## Extracted text
####################

I also think given how many are null (~20% for realistic data sets -- a problem in itself really) the optimizer would have better statistics if there are no null tree_sortkeys. although I guess with postgres partial indexes can make that much less of a problem.

Collapse
Posted by Don Baccus on
I was counting from zero, you're counting from one.  So we're saying the same thing as far as that goes.

Ignore the rest, I misunderstood how nodes with the security context root as parent are being treated, but went off and looked at the code.  It's doing what I want.

Collapse
Posted by Jeff Davis on
I tracked down the last bottleneck with creating users (and it ends up not being a problem with acs_objects). The problem is with the rel_constraint__violation check in membership_rels_in_tr. The second query in that function is very fast but the first gets much slower as users are added to the system. Here it is:
 for constraint_violated in
     select constraint_id, constraint_name
       from rel_constraints_violated_one
       where rel_id = violation__rel_id
       LIMIT 1 
    LOOP
This is checking for violated rel_constraints with rel_side = 'one' and takes about 2 seconds on my system even though rel_constraints only has one entry (and that with rel_side 'two'):
 constraint_id |               constraint_name               | rel_segment | rel_side | required_rel_segment 
---------------+---------------------------------------------+-------------+----------+----------------------
        924494 | Members of foo must be members of Main Site |      924493 | two      |                  432
In fact I can't find anywhere in the code that anything with rel_side one ever gets created nor does openacs.org or any other site I checked have rel_side 'one' entries.

####################

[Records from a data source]

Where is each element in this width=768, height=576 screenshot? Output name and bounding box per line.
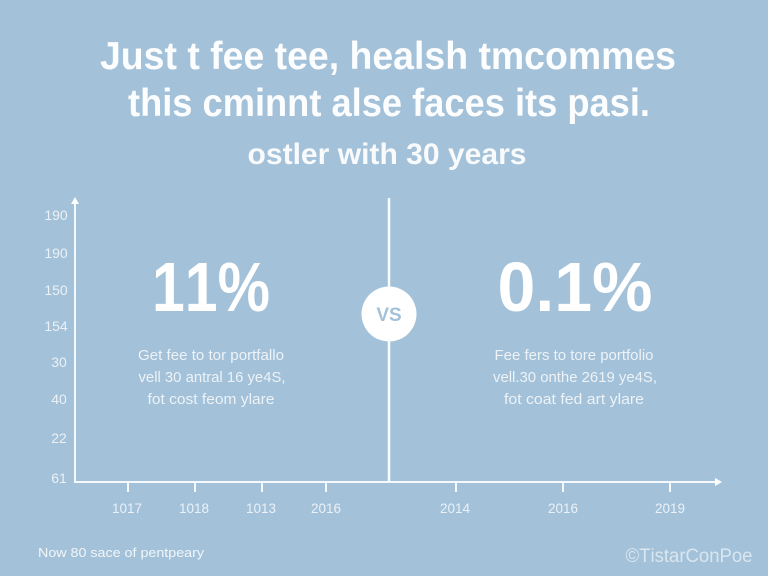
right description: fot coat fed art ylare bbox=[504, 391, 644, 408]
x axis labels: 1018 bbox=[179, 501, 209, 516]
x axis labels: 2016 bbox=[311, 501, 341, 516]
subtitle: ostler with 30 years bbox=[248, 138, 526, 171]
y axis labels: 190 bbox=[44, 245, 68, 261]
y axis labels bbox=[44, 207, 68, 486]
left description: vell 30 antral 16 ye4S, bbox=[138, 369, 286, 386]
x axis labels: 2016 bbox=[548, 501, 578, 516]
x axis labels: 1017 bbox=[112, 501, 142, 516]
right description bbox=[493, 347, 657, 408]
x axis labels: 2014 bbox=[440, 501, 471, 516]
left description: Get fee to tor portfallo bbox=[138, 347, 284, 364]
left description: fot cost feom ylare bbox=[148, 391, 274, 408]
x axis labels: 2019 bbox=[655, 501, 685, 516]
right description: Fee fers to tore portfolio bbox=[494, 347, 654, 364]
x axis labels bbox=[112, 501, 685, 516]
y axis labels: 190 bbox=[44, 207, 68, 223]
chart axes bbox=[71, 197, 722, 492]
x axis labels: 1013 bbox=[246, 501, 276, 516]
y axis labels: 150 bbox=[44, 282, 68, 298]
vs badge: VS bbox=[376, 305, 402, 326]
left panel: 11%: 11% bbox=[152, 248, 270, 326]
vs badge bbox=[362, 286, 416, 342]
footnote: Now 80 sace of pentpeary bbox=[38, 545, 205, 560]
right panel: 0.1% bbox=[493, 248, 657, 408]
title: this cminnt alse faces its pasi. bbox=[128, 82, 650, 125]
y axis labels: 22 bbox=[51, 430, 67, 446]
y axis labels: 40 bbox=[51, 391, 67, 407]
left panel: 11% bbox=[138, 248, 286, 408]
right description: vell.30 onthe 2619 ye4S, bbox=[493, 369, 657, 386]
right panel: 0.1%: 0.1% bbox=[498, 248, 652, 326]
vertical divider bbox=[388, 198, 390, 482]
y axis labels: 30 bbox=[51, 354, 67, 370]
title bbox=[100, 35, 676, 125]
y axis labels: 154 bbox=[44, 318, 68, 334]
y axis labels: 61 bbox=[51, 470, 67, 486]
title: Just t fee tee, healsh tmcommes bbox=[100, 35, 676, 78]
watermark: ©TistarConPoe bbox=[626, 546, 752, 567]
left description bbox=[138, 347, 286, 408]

####################

## To be done
**a.** In the forum thread, which column names appear in the header of the rel_constraints table that is shown?
**b.** In the forum thread, why does Don Baccus say to ignore the rest of his earlier post?
**c.** Answer these questions about the forum thread:
(i) Roughly what share of tree_sortkeys are null for realistic data sets?
(ii) In which function is the rel_constraint__violation check that causes the bottleneck?
(iii) How long does the first query in that function take on Jeff Davis's system?

## Complete answers
**a.** constraint_id, constraint_name, rel_segment, rel_side, required_rel_segment

**b.** He had misunderstood how nodes with the security context root as parent are treated. After he looked at the code, he found it does what he wants.

**c.**
(i) About 20%
(ii) membership_rels_in_tr
(iii) About 2 seconds